Copy each line in the data that includes the word "MSWD".

====== INFORMATION GIVEN

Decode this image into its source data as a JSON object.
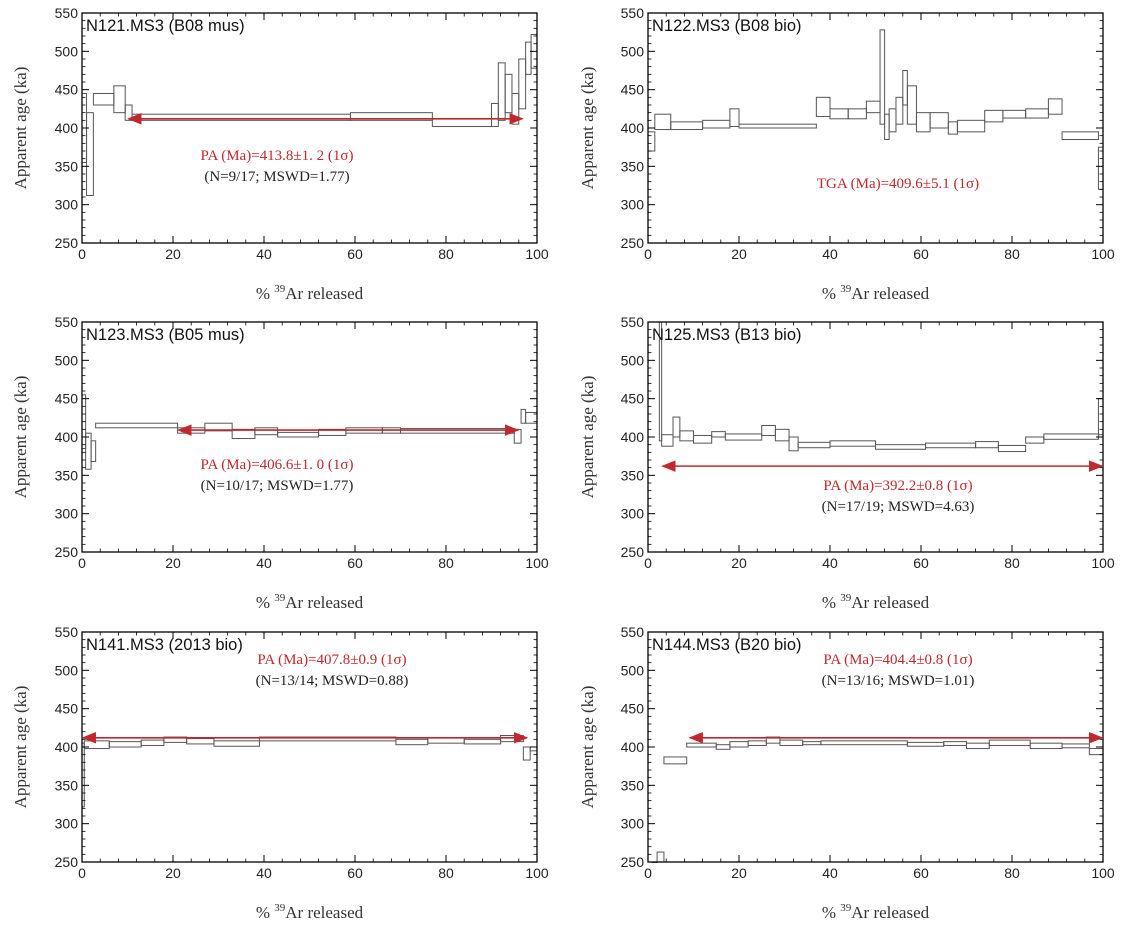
{
  "axes": {
    "xlabel_prefix": "% ",
    "xlabel_sup": "39",
    "xlabel_suffix": "Ar released",
    "ylabel": "Apparent age (ka)",
    "xlim": [
      0,
      100
    ],
    "ylim": [
      250,
      550
    ],
    "xticks": [
      0,
      20,
      40,
      60,
      80,
      100
    ],
    "yticks": [
      250,
      300,
      350,
      400,
      450,
      500,
      550
    ]
  },
  "colors": {
    "arrow": "#c0282d",
    "plateau_text": "#c0282d",
    "stats_text": "#222222",
    "steps": "#555555"
  },
  "chart_data": [
    {
      "type": "line",
      "title": "N121.MS3 (B08 mus)",
      "annotation_red": "PA (Ma)=413.8±1. 2 (1σ)",
      "annotation_black": "(N=9/17; MSWD=1.77)",
      "plateau_range": [
        10,
        97
      ],
      "steps": [
        {
          "x0": 0,
          "x1": 1,
          "lo": 355,
          "hi": 445
        },
        {
          "x0": 1,
          "x1": 2.5,
          "lo": 312,
          "hi": 420
        },
        {
          "x0": 2.5,
          "x1": 7,
          "lo": 430,
          "hi": 445
        },
        {
          "x0": 7,
          "x1": 9.5,
          "lo": 420,
          "hi": 455
        },
        {
          "x0": 9.5,
          "x1": 11,
          "lo": 410,
          "hi": 430
        },
        {
          "x0": 11,
          "x1": 59,
          "lo": 410,
          "hi": 418
        },
        {
          "x0": 59,
          "x1": 77,
          "lo": 410,
          "hi": 420
        },
        {
          "x0": 77,
          "x1": 90,
          "lo": 402,
          "hi": 412
        },
        {
          "x0": 90,
          "x1": 91.5,
          "lo": 402,
          "hi": 432
        },
        {
          "x0": 91.5,
          "x1": 93,
          "lo": 410,
          "hi": 485
        },
        {
          "x0": 93,
          "x1": 94.5,
          "lo": 420,
          "hi": 470
        },
        {
          "x0": 94.5,
          "x1": 96,
          "lo": 405,
          "hi": 445
        },
        {
          "x0": 96,
          "x1": 97.5,
          "lo": 425,
          "hi": 490
        },
        {
          "x0": 97.5,
          "x1": 98.7,
          "lo": 470,
          "hi": 512
        },
        {
          "x0": 98.7,
          "x1": 100,
          "lo": 478,
          "hi": 522
        }
      ]
    },
    {
      "type": "line",
      "title": "N122.MS3 (B08 bio)",
      "annotation_red": "TGA (Ma)=409.6±5.1 (1σ)",
      "annotation_black": "",
      "plateau_range": null,
      "steps": [
        {
          "x0": 0,
          "x1": 1.5,
          "lo": 370,
          "hi": 395
        },
        {
          "x0": 1.5,
          "x1": 5,
          "lo": 398,
          "hi": 418
        },
        {
          "x0": 5,
          "x1": 12,
          "lo": 398,
          "hi": 408
        },
        {
          "x0": 12,
          "x1": 18,
          "lo": 400,
          "hi": 410
        },
        {
          "x0": 18,
          "x1": 20,
          "lo": 402,
          "hi": 425
        },
        {
          "x0": 20,
          "x1": 37,
          "lo": 400,
          "hi": 405
        },
        {
          "x0": 37,
          "x1": 40,
          "lo": 415,
          "hi": 440
        },
        {
          "x0": 40,
          "x1": 44,
          "lo": 412,
          "hi": 425
        },
        {
          "x0": 44,
          "x1": 48,
          "lo": 412,
          "hi": 425
        },
        {
          "x0": 48,
          "x1": 51,
          "lo": 420,
          "hi": 435
        },
        {
          "x0": 51,
          "x1": 52,
          "lo": 405,
          "hi": 528
        },
        {
          "x0": 52,
          "x1": 53,
          "lo": 385,
          "hi": 418
        },
        {
          "x0": 53,
          "x1": 54.5,
          "lo": 395,
          "hi": 425
        },
        {
          "x0": 54.5,
          "x1": 56,
          "lo": 405,
          "hi": 440
        },
        {
          "x0": 56,
          "x1": 57,
          "lo": 430,
          "hi": 475
        },
        {
          "x0": 57,
          "x1": 59,
          "lo": 405,
          "hi": 455
        },
        {
          "x0": 59,
          "x1": 62,
          "lo": 395,
          "hi": 420
        },
        {
          "x0": 62,
          "x1": 66,
          "lo": 400,
          "hi": 420
        },
        {
          "x0": 66,
          "x1": 68,
          "lo": 392,
          "hi": 408
        },
        {
          "x0": 68,
          "x1": 74,
          "lo": 395,
          "hi": 410
        },
        {
          "x0": 74,
          "x1": 78,
          "lo": 408,
          "hi": 423
        },
        {
          "x0": 78,
          "x1": 83,
          "lo": 413,
          "hi": 423
        },
        {
          "x0": 83,
          "x1": 88,
          "lo": 413,
          "hi": 425
        },
        {
          "x0": 88,
          "x1": 91,
          "lo": 418,
          "hi": 438
        },
        {
          "x0": 91,
          "x1": 99,
          "lo": 385,
          "hi": 395
        },
        {
          "x0": 99,
          "x1": 100,
          "lo": 320,
          "hi": 375
        }
      ]
    },
    {
      "type": "line",
      "title": "N123.MS3 (B05 mus)",
      "annotation_red": "PA (Ma)=406.6±1. 0 (1σ)",
      "annotation_black": "(N=10/17; MSWD=1.77)",
      "plateau_range": [
        21,
        96
      ],
      "steps": [
        {
          "x0": 0,
          "x1": 0.8,
          "lo": 385,
          "hi": 455
        },
        {
          "x0": 0.8,
          "x1": 2,
          "lo": 358,
          "hi": 405
        },
        {
          "x0": 2,
          "x1": 3,
          "lo": 368,
          "hi": 395
        },
        {
          "x0": 3,
          "x1": 21,
          "lo": 412,
          "hi": 418
        },
        {
          "x0": 21,
          "x1": 27,
          "lo": 405,
          "hi": 412
        },
        {
          "x0": 27,
          "x1": 33,
          "lo": 408,
          "hi": 418
        },
        {
          "x0": 33,
          "x1": 38,
          "lo": 398,
          "hi": 410
        },
        {
          "x0": 38,
          "x1": 43,
          "lo": 403,
          "hi": 412
        },
        {
          "x0": 43,
          "x1": 52,
          "lo": 400,
          "hi": 406
        },
        {
          "x0": 52,
          "x1": 58,
          "lo": 402,
          "hi": 410
        },
        {
          "x0": 58,
          "x1": 66,
          "lo": 405,
          "hi": 412
        },
        {
          "x0": 66,
          "x1": 70,
          "lo": 405,
          "hi": 412
        },
        {
          "x0": 70,
          "x1": 95,
          "lo": 405,
          "hi": 411
        },
        {
          "x0": 95,
          "x1": 96.5,
          "lo": 392,
          "hi": 410
        },
        {
          "x0": 96.5,
          "x1": 97.5,
          "lo": 418,
          "hi": 436
        },
        {
          "x0": 97.5,
          "x1": 100,
          "lo": 418,
          "hi": 432
        }
      ]
    },
    {
      "type": "line",
      "title": "N125.MS3 (B13 bio)",
      "annotation_red": "PA (Ma)=392.2±0.8 (1σ)",
      "annotation_black": "(N=17/19; MSWD=4.63)",
      "plateau_range": [
        3,
        100
      ],
      "steps": [
        {
          "x0": 2.5,
          "x1": 3,
          "lo": 395,
          "hi": 550
        },
        {
          "x0": 3,
          "x1": 5.5,
          "lo": 388,
          "hi": 403
        },
        {
          "x0": 5.5,
          "x1": 7,
          "lo": 400,
          "hi": 426
        },
        {
          "x0": 7,
          "x1": 10,
          "lo": 395,
          "hi": 408
        },
        {
          "x0": 10,
          "x1": 14,
          "lo": 392,
          "hi": 402
        },
        {
          "x0": 14,
          "x1": 17,
          "lo": 400,
          "hi": 407
        },
        {
          "x0": 17,
          "x1": 25,
          "lo": 396,
          "hi": 404
        },
        {
          "x0": 25,
          "x1": 28,
          "lo": 402,
          "hi": 415
        },
        {
          "x0": 28,
          "x1": 31,
          "lo": 395,
          "hi": 410
        },
        {
          "x0": 31,
          "x1": 33,
          "lo": 382,
          "hi": 400
        },
        {
          "x0": 33,
          "x1": 40,
          "lo": 386,
          "hi": 393
        },
        {
          "x0": 40,
          "x1": 50,
          "lo": 388,
          "hi": 395
        },
        {
          "x0": 50,
          "x1": 61,
          "lo": 384,
          "hi": 390
        },
        {
          "x0": 61,
          "x1": 72,
          "lo": 386,
          "hi": 392
        },
        {
          "x0": 72,
          "x1": 77,
          "lo": 386,
          "hi": 394
        },
        {
          "x0": 77,
          "x1": 83,
          "lo": 381,
          "hi": 389
        },
        {
          "x0": 83,
          "x1": 87,
          "lo": 392,
          "hi": 400
        },
        {
          "x0": 87,
          "x1": 99,
          "lo": 397,
          "hi": 404
        },
        {
          "x0": 99,
          "x1": 100,
          "lo": 403,
          "hi": 450
        }
      ]
    },
    {
      "type": "line",
      "title": "N141.MS3 (2013 bio)",
      "annotation_red": "PA (Ma)=407.8±0.9 (1σ)",
      "annotation_black": "(N=13/14; MSWD=0.88)",
      "plateau_range": [
        0,
        98
      ],
      "steps": [
        {
          "x0": 0,
          "x1": 0.5,
          "lo": 322,
          "hi": 405
        },
        {
          "x0": 0.5,
          "x1": 6,
          "lo": 398,
          "hi": 408
        },
        {
          "x0": 6,
          "x1": 13,
          "lo": 400,
          "hi": 407
        },
        {
          "x0": 13,
          "x1": 18,
          "lo": 402,
          "hi": 409
        },
        {
          "x0": 18,
          "x1": 23,
          "lo": 406,
          "hi": 413
        },
        {
          "x0": 23,
          "x1": 29,
          "lo": 404,
          "hi": 411
        },
        {
          "x0": 29,
          "x1": 39,
          "lo": 401,
          "hi": 408
        },
        {
          "x0": 39,
          "x1": 69,
          "lo": 408,
          "hi": 413
        },
        {
          "x0": 69,
          "x1": 76,
          "lo": 403,
          "hi": 410
        },
        {
          "x0": 76,
          "x1": 84,
          "lo": 405,
          "hi": 412
        },
        {
          "x0": 84,
          "x1": 92,
          "lo": 404,
          "hi": 410
        },
        {
          "x0": 92,
          "x1": 97,
          "lo": 407,
          "hi": 415
        },
        {
          "x0": 97,
          "x1": 98.5,
          "lo": 383,
          "hi": 400
        },
        {
          "x0": 98.5,
          "x1": 100,
          "lo": 395,
          "hi": 400
        }
      ]
    },
    {
      "type": "line",
      "title": "N144.MS3 (B20 bio)",
      "annotation_red": "PA (Ma)=404.4±0.8 (1σ)",
      "annotation_black": "(N=13/16; MSWD=1.01)",
      "plateau_range": [
        9,
        100
      ],
      "steps": [
        {
          "x0": 1,
          "x1": 2,
          "lo": 220,
          "hi": 248
        },
        {
          "x0": 2,
          "x1": 3.5,
          "lo": 248,
          "hi": 263
        },
        {
          "x0": 3.5,
          "x1": 8.5,
          "lo": 378,
          "hi": 387
        },
        {
          "x0": 8.5,
          "x1": 15,
          "lo": 400,
          "hi": 405
        },
        {
          "x0": 15,
          "x1": 18,
          "lo": 397,
          "hi": 403
        },
        {
          "x0": 18,
          "x1": 22,
          "lo": 400,
          "hi": 407
        },
        {
          "x0": 22,
          "x1": 26,
          "lo": 402,
          "hi": 408
        },
        {
          "x0": 26,
          "x1": 29,
          "lo": 405,
          "hi": 413
        },
        {
          "x0": 29,
          "x1": 34,
          "lo": 402,
          "hi": 409
        },
        {
          "x0": 34,
          "x1": 38,
          "lo": 403,
          "hi": 407
        },
        {
          "x0": 38,
          "x1": 57,
          "lo": 403,
          "hi": 408
        },
        {
          "x0": 57,
          "x1": 65,
          "lo": 401,
          "hi": 406
        },
        {
          "x0": 65,
          "x1": 70,
          "lo": 402,
          "hi": 407
        },
        {
          "x0": 70,
          "x1": 75,
          "lo": 398,
          "hi": 405
        },
        {
          "x0": 75,
          "x1": 84,
          "lo": 402,
          "hi": 409
        },
        {
          "x0": 84,
          "x1": 91,
          "lo": 398,
          "hi": 405
        },
        {
          "x0": 91,
          "x1": 97,
          "lo": 399,
          "hi": 404
        },
        {
          "x0": 97,
          "x1": 100,
          "lo": 390,
          "hi": 398
        }
      ]
    }
  ]
}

============

> [REPLY TO THE TASK]
      "annotation_black": "(N=9/17; MSWD=1.77)",
      "annotation_black": "(N=10/17; MSWD=1.77)",
      "annotation_black": "(N=17/19; MSWD=4.63)",
      "annotation_black": "(N=13/14; MSWD=0.88)",
      "annotation_black": "(N=13/16; MSWD=1.01)",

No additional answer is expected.